__Stated problem__. Identify every line in the records below that contains the word "screenshot", and copy each of those lines.

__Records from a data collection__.
★ ★ ★ ★ ★ ★ ★
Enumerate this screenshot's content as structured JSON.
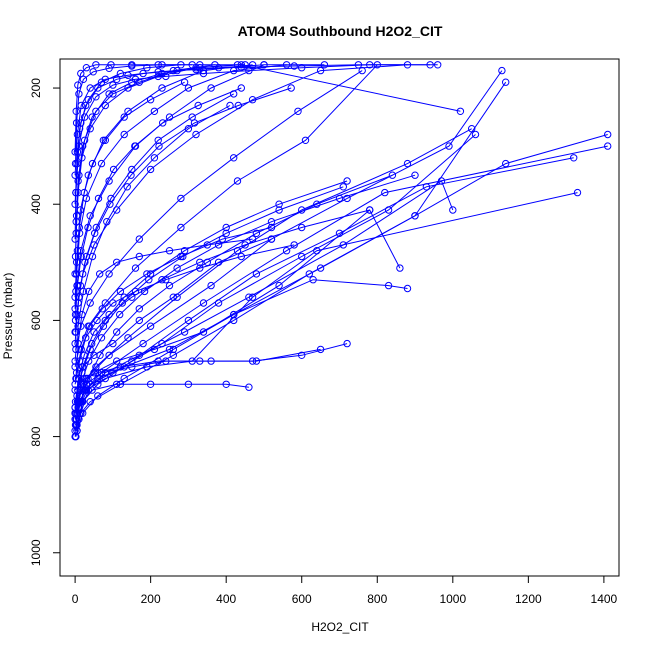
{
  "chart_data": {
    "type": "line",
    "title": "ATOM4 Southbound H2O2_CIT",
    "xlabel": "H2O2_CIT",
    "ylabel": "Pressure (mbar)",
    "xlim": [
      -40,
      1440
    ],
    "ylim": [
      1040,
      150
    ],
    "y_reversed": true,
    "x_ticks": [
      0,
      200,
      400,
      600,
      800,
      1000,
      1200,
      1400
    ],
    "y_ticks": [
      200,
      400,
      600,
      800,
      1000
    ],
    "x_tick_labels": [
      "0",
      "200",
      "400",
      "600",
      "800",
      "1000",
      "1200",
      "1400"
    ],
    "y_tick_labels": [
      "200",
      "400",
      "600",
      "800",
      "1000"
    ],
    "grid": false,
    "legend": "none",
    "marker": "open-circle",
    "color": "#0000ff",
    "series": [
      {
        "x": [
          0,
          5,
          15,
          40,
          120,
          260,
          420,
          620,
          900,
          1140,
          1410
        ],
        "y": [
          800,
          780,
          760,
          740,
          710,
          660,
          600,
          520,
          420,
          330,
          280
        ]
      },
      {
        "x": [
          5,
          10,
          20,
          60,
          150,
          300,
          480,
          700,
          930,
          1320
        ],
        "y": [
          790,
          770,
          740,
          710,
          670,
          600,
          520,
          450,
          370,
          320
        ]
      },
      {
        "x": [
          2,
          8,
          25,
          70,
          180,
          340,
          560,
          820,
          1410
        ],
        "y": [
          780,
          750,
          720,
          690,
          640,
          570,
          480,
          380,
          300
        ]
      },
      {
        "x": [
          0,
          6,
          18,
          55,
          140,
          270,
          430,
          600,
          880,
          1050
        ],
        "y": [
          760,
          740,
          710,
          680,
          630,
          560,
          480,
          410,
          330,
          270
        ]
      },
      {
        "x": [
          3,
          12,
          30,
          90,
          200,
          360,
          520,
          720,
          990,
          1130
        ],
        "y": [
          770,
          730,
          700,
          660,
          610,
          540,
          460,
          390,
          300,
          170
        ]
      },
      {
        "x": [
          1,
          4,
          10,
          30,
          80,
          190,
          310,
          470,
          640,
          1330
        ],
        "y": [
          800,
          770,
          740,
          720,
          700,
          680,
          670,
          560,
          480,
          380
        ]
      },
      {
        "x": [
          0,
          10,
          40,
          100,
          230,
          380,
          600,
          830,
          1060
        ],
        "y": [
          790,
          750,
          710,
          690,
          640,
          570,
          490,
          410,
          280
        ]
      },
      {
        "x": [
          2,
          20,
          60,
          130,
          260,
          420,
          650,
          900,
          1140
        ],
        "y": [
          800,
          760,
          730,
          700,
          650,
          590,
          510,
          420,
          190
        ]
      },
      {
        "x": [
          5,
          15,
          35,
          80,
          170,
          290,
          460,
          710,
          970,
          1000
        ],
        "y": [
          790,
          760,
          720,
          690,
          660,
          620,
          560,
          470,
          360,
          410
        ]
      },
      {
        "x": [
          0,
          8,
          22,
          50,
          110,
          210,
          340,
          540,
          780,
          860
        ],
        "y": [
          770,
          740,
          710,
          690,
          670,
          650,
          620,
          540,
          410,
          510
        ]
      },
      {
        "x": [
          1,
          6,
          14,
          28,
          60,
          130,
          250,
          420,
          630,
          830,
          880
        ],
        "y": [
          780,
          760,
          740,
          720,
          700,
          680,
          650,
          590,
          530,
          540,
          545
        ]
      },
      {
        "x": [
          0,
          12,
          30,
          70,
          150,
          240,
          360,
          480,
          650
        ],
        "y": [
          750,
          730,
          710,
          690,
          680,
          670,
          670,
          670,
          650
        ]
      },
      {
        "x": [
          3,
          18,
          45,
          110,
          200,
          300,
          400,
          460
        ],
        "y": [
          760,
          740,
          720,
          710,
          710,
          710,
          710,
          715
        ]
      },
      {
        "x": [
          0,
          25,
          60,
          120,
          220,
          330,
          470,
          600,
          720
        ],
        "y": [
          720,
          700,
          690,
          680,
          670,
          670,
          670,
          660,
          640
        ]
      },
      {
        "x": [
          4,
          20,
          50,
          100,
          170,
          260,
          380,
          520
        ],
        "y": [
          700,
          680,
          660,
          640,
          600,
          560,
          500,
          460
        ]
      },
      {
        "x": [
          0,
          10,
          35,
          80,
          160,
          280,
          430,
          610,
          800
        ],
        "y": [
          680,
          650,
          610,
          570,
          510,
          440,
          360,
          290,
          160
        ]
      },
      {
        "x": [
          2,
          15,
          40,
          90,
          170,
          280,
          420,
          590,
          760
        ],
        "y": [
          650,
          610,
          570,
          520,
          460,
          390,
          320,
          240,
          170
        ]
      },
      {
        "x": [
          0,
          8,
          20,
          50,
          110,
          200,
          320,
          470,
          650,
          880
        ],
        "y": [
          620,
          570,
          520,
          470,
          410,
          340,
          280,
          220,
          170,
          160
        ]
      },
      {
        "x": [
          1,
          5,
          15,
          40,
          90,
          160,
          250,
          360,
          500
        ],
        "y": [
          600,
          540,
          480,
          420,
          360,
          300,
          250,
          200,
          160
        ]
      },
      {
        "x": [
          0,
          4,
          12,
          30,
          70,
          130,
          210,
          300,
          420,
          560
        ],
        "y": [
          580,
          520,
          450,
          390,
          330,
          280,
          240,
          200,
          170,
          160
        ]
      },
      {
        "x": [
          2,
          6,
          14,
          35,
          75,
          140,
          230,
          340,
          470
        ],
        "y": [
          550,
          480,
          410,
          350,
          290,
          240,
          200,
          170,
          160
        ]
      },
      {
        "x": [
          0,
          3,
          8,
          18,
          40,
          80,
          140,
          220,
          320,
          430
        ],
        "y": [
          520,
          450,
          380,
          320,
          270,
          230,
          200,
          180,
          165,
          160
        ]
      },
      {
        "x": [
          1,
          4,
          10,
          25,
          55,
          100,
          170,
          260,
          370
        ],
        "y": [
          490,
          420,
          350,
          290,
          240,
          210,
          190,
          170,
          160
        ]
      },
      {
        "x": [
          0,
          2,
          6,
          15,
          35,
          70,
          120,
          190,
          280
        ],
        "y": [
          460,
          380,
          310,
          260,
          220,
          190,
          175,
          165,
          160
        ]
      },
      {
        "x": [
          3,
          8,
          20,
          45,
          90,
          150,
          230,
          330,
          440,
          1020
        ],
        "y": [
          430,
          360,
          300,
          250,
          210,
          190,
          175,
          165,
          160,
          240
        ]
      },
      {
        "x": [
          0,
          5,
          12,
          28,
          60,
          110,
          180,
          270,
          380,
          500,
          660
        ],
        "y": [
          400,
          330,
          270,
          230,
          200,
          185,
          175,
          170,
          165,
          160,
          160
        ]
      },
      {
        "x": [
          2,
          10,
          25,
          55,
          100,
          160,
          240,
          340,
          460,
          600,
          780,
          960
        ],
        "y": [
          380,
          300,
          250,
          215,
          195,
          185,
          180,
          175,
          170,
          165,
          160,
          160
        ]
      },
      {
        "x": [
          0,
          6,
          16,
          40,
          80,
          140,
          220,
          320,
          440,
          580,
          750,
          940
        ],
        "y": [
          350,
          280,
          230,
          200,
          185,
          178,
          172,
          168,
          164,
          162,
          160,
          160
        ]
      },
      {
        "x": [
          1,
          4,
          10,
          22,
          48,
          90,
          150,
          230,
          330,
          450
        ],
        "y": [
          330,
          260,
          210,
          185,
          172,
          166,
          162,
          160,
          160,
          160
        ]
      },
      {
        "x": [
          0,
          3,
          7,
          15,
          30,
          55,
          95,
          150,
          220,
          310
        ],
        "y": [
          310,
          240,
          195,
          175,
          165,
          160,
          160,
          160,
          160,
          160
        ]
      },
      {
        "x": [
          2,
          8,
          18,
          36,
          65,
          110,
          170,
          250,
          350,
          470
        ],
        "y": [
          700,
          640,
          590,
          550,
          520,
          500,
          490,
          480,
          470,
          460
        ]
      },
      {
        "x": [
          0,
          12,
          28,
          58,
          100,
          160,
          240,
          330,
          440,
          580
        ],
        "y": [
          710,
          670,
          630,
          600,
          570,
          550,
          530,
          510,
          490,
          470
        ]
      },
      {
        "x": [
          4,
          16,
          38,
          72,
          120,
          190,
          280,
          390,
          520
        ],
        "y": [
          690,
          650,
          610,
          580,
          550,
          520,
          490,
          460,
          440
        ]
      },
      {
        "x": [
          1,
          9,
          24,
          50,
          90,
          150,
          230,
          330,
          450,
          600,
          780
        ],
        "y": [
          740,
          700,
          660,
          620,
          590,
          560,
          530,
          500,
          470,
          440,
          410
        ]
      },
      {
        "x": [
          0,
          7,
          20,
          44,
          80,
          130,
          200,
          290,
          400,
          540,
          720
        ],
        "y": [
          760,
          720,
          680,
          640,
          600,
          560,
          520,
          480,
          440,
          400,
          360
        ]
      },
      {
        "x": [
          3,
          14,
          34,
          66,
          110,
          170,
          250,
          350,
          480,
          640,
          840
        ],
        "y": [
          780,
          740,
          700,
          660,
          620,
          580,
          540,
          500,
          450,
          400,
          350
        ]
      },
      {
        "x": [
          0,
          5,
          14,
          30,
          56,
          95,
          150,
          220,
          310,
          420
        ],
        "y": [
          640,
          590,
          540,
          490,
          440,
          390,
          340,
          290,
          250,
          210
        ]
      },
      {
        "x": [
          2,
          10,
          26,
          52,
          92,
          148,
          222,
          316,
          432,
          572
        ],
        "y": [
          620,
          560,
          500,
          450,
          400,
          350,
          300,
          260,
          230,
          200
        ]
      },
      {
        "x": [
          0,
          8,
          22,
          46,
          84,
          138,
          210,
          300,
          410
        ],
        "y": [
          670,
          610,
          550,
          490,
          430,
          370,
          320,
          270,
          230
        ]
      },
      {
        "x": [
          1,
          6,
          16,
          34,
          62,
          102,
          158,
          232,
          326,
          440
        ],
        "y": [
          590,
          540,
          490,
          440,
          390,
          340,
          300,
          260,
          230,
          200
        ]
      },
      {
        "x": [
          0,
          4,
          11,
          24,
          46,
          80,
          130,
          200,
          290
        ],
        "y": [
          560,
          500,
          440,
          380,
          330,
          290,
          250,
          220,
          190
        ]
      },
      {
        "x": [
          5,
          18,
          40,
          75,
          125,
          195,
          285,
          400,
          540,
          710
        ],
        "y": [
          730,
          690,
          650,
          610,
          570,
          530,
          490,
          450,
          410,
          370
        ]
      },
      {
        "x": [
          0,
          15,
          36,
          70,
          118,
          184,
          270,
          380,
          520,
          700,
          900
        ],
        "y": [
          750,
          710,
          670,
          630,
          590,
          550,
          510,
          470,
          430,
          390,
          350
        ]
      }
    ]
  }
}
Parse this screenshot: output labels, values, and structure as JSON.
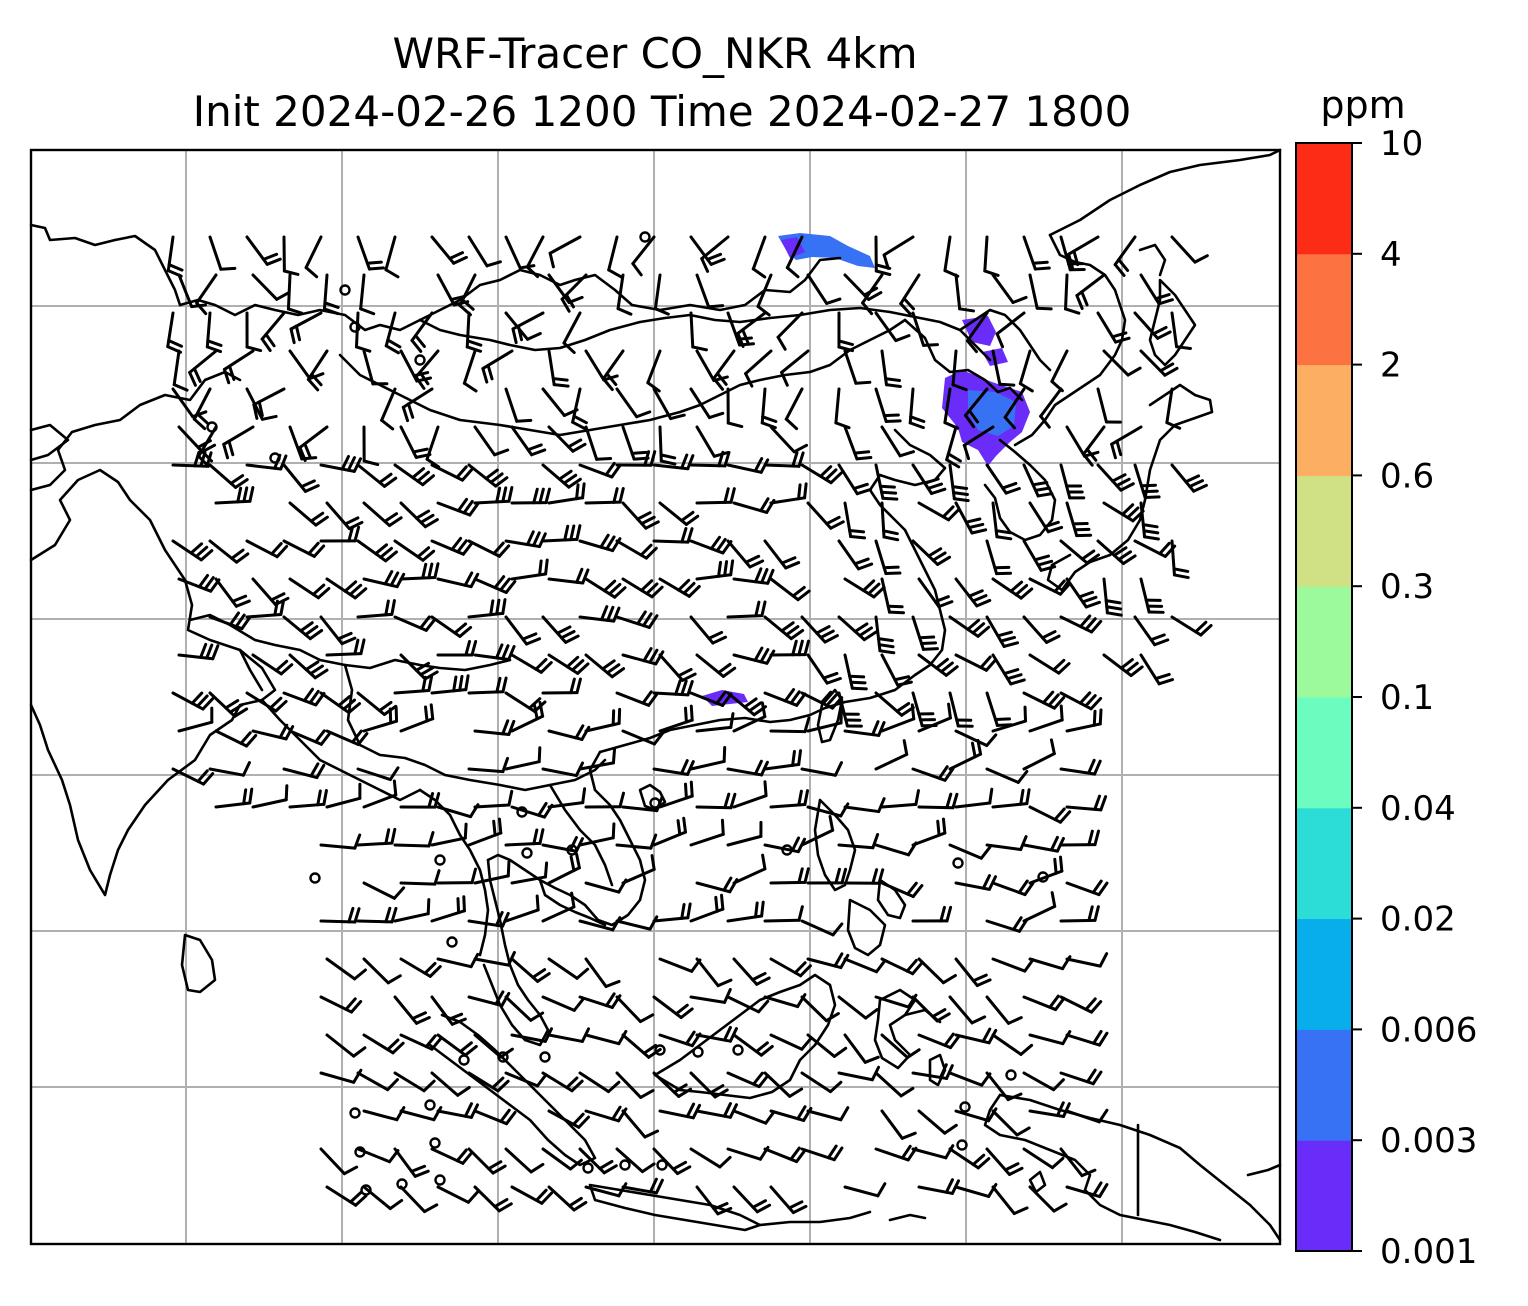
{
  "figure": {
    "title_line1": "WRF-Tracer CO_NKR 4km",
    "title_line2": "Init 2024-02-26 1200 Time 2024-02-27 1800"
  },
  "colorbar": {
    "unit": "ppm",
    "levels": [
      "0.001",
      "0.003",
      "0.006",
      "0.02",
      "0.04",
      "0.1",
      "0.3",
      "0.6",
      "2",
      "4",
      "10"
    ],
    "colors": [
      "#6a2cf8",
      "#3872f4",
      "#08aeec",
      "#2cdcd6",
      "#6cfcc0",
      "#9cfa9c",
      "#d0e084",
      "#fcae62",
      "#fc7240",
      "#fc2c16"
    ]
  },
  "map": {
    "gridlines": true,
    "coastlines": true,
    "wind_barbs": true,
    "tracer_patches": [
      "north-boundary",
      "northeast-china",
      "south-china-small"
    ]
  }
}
★ ★ ★ ★ ★ ★ ★
__Solution to this exercise__.
Enumerate this screenshot's content as structured JSON.
Parse this screenshot: output labels, values, and structure as JSON.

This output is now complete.